*The request*
Copy out every line that contains the word "than".

*Extracted material*
━━━━━━━━━━━━━━━━
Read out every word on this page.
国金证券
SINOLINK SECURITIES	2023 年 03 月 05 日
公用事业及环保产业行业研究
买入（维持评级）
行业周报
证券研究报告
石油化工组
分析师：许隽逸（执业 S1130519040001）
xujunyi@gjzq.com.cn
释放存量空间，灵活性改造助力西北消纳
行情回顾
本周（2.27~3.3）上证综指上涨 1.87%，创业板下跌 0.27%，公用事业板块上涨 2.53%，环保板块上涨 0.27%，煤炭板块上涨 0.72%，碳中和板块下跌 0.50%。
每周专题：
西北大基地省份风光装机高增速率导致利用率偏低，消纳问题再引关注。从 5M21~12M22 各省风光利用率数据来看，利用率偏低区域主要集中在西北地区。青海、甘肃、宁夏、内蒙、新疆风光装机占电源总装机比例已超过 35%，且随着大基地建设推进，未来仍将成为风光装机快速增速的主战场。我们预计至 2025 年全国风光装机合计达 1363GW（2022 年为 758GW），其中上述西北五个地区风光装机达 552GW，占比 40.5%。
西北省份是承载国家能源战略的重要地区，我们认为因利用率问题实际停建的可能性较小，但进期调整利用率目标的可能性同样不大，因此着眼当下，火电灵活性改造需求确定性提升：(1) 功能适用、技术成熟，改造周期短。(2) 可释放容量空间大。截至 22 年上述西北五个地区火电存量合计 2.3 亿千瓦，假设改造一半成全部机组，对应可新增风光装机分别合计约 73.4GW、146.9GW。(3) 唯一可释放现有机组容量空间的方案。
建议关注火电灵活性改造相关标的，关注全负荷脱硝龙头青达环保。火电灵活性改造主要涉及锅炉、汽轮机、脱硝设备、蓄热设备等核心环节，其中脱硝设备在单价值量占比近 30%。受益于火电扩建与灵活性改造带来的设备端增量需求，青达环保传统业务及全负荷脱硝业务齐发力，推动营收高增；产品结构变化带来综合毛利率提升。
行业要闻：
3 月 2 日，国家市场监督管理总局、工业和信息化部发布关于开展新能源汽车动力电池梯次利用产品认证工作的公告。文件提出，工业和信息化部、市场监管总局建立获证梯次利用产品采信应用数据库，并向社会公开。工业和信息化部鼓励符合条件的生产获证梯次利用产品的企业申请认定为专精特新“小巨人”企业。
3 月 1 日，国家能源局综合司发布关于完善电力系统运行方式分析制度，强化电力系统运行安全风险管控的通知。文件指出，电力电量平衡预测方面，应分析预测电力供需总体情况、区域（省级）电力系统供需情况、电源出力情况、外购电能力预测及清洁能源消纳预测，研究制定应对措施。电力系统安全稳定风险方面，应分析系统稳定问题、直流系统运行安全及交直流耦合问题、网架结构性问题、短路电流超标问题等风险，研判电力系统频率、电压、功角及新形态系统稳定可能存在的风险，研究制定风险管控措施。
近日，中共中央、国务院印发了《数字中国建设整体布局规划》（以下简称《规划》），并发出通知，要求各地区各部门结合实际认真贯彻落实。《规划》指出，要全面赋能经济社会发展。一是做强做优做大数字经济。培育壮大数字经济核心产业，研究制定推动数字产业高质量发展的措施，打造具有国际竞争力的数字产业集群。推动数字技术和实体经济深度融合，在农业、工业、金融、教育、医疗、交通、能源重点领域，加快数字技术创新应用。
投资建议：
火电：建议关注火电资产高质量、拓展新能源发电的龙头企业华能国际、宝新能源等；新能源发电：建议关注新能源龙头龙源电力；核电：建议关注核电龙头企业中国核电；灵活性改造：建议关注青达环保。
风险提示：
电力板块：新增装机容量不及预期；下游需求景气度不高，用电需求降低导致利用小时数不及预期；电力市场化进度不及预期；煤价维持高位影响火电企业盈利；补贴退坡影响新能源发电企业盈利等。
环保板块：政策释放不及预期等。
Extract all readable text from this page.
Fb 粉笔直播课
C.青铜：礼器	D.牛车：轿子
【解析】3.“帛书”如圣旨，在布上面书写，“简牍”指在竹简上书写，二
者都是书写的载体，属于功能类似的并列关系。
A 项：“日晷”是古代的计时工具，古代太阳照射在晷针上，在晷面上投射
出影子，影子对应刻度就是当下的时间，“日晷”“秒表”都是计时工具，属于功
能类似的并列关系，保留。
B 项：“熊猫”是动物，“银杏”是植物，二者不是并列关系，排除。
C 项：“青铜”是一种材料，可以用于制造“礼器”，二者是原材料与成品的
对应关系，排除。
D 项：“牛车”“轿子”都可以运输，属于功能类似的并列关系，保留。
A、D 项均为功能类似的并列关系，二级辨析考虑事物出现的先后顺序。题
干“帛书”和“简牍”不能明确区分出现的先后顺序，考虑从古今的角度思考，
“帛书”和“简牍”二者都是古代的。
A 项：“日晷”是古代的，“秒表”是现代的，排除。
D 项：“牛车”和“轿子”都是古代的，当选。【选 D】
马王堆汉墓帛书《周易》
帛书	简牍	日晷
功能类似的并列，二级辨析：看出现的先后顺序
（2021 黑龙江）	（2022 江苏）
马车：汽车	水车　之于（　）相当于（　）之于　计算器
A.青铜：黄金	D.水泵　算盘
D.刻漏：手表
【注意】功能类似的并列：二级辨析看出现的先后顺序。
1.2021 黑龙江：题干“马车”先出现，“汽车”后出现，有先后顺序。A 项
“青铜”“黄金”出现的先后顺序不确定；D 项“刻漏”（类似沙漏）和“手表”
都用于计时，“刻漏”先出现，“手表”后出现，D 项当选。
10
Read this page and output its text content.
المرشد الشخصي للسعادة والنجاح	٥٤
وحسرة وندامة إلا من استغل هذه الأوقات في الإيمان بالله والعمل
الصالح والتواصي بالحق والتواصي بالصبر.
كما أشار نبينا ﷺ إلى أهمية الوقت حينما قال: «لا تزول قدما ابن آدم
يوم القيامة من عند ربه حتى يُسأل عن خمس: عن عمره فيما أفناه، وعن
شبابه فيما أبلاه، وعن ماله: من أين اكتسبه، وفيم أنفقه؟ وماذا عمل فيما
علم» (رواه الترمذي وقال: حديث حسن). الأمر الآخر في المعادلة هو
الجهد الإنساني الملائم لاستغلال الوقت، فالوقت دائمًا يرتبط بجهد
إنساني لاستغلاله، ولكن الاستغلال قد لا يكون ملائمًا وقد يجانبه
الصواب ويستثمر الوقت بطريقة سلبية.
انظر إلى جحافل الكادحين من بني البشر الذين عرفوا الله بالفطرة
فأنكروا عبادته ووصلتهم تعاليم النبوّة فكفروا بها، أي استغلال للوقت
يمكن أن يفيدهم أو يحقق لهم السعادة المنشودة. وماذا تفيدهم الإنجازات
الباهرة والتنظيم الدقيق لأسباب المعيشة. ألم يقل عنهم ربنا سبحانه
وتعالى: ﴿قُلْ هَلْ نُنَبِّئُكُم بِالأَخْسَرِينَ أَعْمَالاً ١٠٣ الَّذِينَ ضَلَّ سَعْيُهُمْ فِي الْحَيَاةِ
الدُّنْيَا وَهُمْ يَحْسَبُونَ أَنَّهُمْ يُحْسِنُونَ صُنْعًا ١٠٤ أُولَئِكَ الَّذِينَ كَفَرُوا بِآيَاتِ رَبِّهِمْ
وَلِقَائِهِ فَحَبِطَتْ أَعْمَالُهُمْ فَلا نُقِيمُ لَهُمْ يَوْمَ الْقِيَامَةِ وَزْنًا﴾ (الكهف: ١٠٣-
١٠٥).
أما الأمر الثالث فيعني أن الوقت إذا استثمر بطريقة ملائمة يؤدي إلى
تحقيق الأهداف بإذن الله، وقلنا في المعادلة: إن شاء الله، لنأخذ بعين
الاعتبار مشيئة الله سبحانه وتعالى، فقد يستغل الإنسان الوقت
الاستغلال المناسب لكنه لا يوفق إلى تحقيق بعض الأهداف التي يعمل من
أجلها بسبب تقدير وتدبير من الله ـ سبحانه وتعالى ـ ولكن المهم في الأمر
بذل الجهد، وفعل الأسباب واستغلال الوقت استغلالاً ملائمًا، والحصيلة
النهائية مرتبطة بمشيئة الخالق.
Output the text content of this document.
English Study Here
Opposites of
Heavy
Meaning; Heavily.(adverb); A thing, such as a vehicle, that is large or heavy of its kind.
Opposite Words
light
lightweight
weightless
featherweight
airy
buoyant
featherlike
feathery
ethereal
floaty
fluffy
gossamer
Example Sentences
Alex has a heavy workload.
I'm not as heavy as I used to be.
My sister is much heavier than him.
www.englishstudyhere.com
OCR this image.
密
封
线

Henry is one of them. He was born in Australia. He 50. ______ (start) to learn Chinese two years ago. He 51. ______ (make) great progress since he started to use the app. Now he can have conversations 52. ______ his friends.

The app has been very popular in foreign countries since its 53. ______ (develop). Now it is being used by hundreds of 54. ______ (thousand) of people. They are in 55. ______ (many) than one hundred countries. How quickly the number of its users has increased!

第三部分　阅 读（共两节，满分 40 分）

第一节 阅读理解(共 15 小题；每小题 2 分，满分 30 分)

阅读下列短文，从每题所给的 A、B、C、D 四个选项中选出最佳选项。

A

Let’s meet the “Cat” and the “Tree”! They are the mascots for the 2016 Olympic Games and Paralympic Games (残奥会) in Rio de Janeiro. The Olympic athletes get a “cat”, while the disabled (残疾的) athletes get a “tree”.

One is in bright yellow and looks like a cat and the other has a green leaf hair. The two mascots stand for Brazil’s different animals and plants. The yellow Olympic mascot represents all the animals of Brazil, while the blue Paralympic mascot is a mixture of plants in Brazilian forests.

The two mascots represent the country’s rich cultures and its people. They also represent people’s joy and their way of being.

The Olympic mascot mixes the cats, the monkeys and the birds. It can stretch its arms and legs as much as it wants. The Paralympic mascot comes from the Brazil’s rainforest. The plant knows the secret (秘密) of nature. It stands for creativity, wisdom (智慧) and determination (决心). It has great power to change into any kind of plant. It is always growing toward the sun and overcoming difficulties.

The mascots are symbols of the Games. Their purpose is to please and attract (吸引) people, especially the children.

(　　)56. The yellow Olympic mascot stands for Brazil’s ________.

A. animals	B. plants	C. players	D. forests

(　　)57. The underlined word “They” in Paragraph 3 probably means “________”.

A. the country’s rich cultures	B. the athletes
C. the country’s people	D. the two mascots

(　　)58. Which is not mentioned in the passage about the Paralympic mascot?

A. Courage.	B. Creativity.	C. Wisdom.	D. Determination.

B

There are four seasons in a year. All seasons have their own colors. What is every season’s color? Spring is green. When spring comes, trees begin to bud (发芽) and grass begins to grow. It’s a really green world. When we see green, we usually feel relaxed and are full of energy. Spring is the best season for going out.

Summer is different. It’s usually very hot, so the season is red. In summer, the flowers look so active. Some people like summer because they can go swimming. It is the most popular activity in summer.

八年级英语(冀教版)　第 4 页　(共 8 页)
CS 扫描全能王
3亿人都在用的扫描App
━━━━━━━━━━━━━━━━
*Result*
My sister is much heavier than him.
The app has been very popular in foreign countries since its 53. ______ (develop). Now it is being used by hundreds of 54. ______ (thousand) of people. They are in 55. ______ (many) than one hundred countries. How quickly the number of its users has increased!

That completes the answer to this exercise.